List, from the lines below, each one with "zilei" in it.

-- start of Material for this task --

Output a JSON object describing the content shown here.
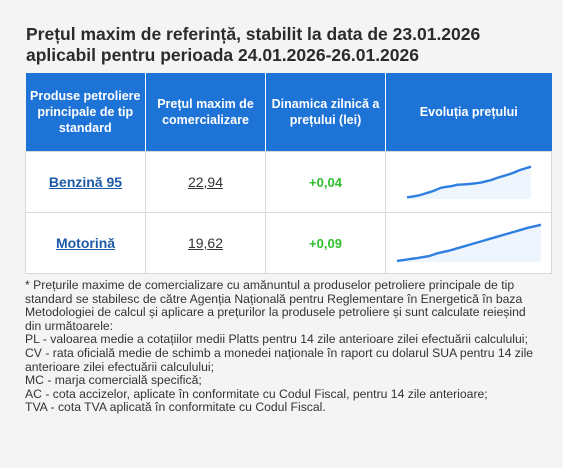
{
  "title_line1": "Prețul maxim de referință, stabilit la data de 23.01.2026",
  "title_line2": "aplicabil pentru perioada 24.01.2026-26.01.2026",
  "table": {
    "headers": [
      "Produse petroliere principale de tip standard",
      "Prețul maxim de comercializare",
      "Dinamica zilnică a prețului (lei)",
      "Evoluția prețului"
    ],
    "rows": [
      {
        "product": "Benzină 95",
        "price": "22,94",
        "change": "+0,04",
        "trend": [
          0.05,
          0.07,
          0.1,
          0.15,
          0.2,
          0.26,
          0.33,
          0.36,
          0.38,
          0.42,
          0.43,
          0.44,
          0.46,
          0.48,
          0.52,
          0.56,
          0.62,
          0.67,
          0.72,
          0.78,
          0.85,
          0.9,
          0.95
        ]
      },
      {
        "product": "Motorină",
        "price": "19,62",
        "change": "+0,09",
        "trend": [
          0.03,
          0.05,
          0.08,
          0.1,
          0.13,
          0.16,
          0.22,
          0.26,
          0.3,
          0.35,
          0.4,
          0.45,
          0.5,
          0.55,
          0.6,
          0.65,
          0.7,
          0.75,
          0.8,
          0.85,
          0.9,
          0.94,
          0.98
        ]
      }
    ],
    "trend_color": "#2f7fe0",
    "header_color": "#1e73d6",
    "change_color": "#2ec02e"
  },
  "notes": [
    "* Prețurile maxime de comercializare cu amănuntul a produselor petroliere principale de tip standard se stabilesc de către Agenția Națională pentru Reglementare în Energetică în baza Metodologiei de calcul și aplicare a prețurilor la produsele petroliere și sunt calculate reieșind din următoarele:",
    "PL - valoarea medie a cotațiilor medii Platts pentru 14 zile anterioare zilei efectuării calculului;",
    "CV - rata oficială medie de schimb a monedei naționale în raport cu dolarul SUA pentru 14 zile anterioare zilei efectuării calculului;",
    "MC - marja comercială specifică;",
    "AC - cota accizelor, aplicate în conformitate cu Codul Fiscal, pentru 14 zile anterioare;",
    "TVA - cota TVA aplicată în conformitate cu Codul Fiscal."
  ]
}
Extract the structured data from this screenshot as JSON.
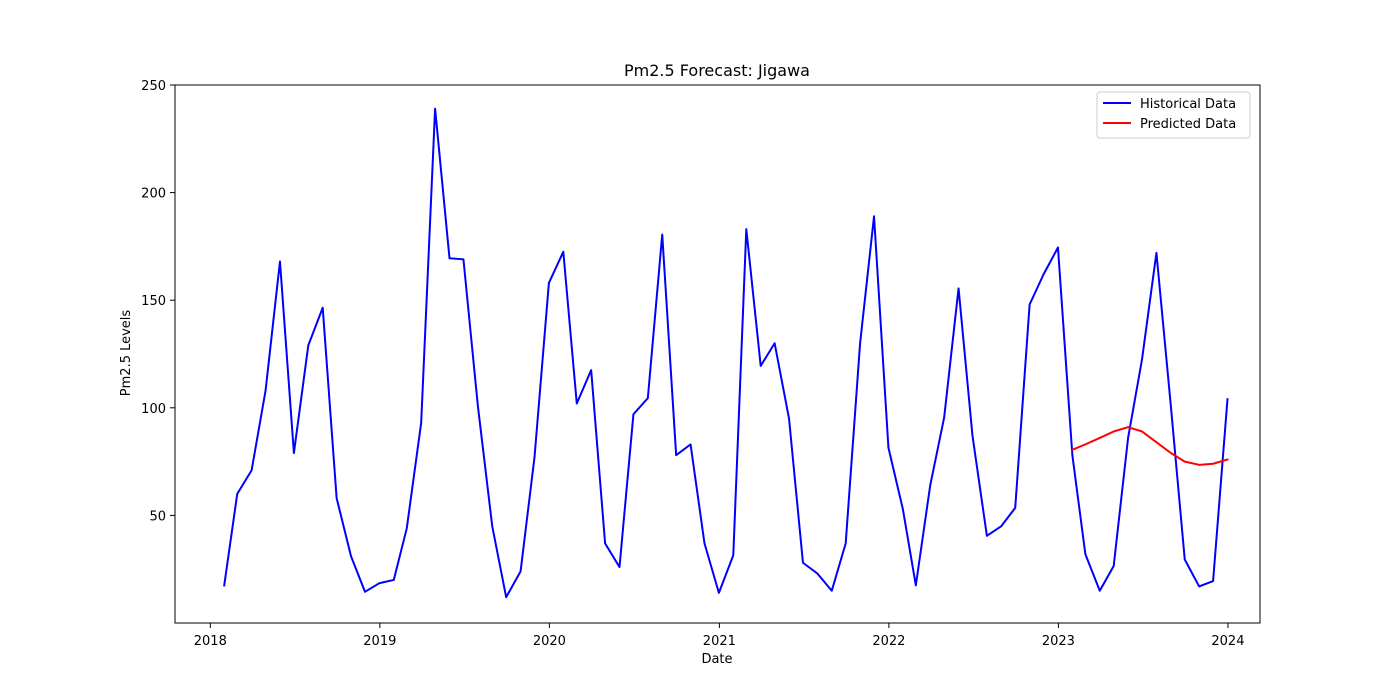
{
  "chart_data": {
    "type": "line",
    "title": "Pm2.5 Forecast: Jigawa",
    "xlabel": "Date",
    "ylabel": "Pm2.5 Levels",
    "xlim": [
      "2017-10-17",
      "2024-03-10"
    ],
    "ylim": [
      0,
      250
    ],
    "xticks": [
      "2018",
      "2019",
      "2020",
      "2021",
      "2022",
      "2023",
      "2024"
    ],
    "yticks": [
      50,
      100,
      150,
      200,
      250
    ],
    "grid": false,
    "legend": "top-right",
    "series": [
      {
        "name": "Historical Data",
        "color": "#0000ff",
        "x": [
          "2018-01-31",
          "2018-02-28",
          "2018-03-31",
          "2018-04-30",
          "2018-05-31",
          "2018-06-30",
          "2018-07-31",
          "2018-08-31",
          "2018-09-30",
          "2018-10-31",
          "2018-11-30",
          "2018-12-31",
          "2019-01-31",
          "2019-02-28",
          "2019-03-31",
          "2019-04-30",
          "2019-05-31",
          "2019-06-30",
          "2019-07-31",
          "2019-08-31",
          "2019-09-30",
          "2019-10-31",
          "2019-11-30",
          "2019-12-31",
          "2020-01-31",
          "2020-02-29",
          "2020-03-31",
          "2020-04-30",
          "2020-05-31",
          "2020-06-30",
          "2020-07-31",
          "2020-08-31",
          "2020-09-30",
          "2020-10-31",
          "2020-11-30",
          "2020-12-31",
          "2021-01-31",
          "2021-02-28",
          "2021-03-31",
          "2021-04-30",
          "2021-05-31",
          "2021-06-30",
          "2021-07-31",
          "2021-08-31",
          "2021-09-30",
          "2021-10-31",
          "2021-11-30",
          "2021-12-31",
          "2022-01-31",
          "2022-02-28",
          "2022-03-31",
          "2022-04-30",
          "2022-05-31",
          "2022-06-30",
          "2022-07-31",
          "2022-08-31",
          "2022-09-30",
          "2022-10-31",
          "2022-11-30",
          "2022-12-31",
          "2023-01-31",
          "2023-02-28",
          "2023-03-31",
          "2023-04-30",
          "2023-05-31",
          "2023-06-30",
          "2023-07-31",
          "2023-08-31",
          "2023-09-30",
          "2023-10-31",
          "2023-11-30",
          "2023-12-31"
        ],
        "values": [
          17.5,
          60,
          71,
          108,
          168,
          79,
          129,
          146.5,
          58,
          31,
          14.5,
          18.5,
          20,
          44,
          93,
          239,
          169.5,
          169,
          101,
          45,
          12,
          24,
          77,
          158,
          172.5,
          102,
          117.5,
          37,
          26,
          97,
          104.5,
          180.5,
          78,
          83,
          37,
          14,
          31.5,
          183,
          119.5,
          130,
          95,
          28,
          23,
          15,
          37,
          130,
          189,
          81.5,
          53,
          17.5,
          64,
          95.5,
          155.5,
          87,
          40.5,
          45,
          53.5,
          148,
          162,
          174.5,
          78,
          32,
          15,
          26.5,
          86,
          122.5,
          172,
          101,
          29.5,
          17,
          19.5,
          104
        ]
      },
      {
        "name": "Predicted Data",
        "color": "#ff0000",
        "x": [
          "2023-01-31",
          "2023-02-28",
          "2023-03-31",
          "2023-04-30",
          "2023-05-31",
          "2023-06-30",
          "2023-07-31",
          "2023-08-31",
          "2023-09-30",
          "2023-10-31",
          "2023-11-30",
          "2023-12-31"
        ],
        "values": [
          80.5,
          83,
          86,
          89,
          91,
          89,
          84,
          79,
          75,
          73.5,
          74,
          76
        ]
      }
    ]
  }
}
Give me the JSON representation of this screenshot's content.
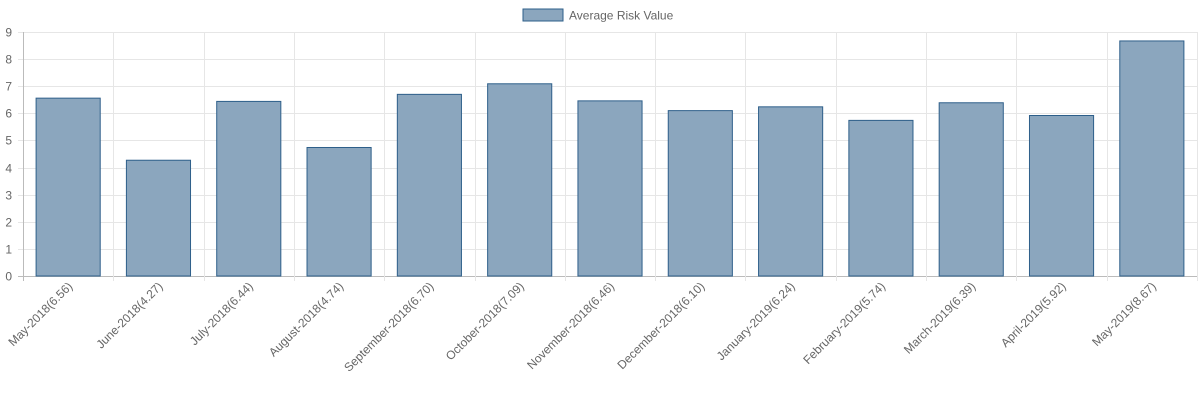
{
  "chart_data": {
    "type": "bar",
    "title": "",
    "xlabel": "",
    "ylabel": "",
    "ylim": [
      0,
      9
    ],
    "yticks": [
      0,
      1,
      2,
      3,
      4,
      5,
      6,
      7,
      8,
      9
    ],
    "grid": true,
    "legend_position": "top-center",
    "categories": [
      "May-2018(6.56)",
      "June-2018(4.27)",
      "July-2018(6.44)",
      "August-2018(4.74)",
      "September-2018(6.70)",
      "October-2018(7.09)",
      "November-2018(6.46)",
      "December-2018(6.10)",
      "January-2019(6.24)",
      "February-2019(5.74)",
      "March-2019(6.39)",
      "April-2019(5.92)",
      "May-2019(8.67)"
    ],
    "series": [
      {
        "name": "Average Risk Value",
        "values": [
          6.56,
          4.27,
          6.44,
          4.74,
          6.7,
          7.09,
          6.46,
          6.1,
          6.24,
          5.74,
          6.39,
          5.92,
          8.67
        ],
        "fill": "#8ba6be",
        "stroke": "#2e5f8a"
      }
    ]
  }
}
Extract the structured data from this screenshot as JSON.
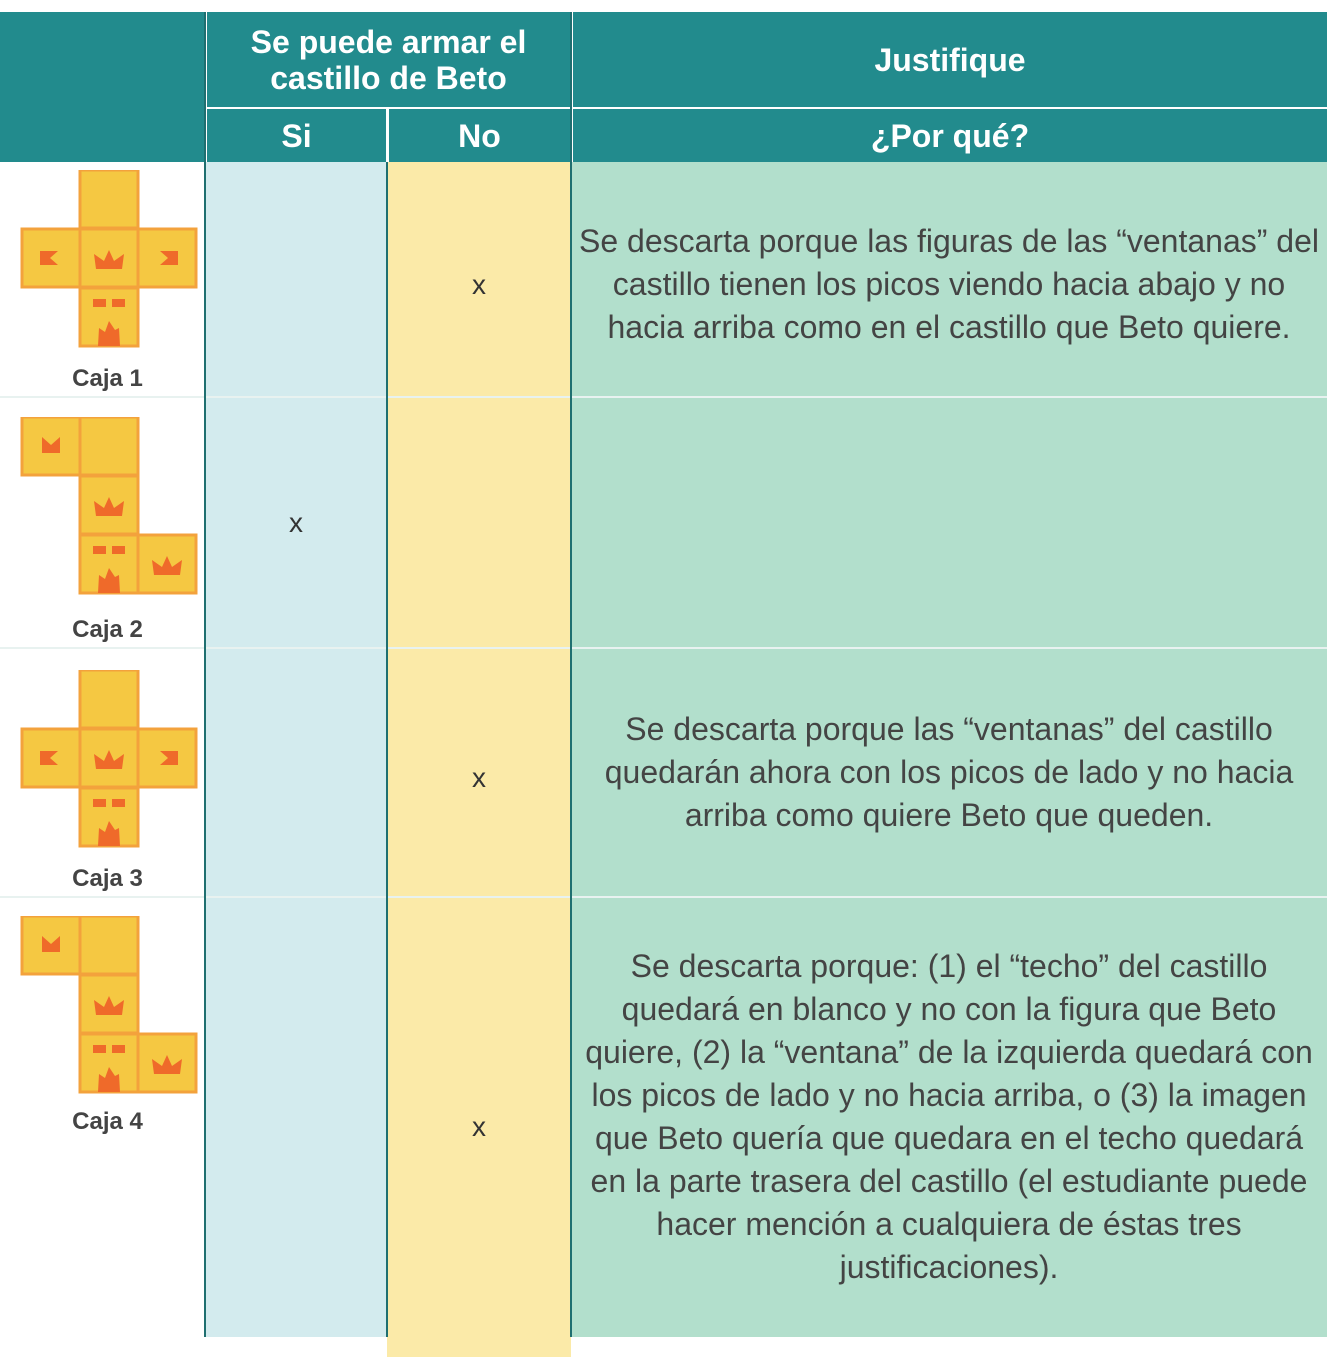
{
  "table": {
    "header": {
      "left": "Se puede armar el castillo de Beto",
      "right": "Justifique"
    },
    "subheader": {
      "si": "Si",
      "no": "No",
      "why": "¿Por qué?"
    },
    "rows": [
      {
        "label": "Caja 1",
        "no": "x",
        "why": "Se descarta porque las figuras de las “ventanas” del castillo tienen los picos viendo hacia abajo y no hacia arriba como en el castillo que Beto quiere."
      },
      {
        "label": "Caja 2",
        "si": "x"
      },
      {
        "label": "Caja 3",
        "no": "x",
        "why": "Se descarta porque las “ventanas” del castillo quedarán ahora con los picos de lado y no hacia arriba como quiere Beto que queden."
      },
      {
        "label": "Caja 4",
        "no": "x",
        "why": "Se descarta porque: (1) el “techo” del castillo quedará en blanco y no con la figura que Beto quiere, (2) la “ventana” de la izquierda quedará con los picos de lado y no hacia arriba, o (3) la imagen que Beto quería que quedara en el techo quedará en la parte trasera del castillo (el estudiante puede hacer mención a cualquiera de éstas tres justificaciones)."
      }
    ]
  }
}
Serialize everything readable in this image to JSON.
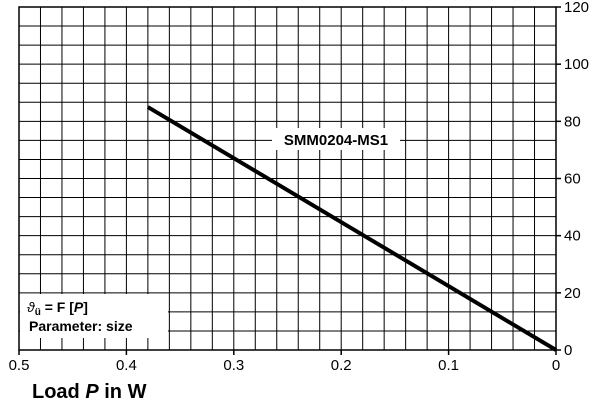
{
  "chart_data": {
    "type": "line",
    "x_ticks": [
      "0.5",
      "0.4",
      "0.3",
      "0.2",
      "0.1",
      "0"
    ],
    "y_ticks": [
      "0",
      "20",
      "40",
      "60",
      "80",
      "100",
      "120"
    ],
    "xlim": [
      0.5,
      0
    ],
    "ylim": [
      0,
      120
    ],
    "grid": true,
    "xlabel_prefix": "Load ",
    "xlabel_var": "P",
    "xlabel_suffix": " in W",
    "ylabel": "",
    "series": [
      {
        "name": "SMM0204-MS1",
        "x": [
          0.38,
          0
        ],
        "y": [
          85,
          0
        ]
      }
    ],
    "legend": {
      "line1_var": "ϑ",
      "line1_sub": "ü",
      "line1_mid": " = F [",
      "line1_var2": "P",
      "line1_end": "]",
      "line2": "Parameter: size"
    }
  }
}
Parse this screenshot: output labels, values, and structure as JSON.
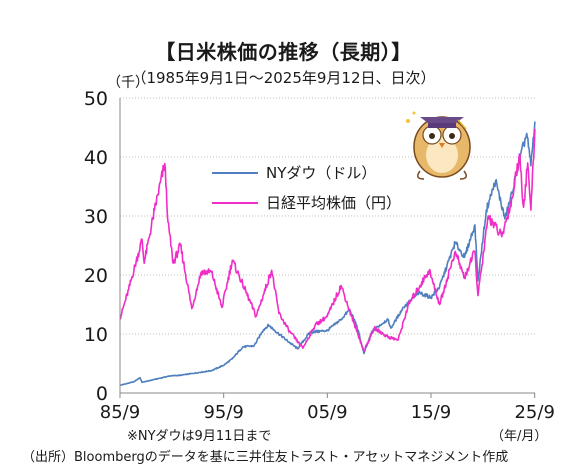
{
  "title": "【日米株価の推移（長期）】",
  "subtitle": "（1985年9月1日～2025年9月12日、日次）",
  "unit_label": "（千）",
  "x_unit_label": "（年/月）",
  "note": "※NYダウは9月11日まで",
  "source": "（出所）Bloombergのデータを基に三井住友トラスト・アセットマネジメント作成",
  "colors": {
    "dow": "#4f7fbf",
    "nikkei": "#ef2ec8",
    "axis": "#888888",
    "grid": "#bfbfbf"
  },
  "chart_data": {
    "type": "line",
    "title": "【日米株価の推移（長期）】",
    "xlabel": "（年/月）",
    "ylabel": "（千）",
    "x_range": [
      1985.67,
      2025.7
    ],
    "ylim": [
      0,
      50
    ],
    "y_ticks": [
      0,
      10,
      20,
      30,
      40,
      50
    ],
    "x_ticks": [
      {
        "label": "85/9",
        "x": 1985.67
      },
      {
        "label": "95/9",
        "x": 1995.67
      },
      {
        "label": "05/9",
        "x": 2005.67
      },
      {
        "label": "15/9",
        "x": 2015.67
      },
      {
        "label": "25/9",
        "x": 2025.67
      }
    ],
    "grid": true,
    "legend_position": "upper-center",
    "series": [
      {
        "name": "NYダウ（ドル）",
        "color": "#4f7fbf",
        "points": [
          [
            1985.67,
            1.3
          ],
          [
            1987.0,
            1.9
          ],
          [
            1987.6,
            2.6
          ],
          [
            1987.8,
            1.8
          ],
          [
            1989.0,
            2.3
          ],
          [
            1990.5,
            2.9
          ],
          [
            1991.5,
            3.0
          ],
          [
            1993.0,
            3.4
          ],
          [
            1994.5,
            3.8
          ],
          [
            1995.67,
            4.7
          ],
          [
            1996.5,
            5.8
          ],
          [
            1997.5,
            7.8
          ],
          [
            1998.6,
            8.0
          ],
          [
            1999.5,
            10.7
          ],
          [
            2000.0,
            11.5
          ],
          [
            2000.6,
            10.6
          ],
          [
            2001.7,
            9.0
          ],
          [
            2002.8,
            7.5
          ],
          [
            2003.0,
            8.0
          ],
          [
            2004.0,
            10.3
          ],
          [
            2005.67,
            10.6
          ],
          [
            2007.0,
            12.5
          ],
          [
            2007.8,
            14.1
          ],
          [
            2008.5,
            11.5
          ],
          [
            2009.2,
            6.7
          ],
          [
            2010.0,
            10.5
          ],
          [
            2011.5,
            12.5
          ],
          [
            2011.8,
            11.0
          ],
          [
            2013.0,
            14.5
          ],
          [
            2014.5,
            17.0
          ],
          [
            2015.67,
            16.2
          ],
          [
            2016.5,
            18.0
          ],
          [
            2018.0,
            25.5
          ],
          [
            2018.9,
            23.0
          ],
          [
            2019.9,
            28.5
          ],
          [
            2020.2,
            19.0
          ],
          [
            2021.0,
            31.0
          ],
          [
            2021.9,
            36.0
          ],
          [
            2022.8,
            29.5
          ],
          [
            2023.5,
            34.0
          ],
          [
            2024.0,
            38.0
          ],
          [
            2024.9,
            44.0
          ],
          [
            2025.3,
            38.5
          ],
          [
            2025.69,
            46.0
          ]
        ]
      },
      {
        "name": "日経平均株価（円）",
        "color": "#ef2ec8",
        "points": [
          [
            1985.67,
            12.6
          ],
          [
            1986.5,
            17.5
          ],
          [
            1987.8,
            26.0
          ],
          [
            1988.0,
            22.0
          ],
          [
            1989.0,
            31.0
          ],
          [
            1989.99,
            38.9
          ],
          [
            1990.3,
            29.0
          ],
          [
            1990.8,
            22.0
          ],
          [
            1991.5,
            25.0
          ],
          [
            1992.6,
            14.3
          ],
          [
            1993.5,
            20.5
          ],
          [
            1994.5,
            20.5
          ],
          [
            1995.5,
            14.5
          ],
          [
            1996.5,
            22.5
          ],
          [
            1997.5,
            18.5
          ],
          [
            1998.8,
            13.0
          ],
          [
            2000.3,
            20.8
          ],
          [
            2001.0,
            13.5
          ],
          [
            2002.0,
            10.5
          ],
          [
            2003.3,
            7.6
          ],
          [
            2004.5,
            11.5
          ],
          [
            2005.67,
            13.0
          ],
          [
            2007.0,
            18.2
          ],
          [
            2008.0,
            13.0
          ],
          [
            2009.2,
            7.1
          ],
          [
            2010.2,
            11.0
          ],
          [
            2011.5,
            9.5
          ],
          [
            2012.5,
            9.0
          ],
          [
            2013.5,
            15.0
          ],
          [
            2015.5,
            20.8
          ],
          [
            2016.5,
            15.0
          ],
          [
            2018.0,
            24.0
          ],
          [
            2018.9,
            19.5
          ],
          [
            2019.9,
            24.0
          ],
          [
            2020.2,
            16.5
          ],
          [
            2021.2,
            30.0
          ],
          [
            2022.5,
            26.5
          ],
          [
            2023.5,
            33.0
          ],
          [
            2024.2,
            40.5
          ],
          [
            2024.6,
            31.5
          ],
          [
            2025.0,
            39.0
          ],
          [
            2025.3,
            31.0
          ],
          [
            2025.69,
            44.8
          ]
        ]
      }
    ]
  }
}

-- end of Material for this task --

#### Exercise answer:
    "PL - valoarea medie a cotațiilor medii Platts pentru 14 zile anterioare zilei efectuării calculului;",
    "CV - rata oficială medie de schimb a monedei naționale în raport cu dolarul SUA pentru 14 zile anterioare zilei efectuării calculului;",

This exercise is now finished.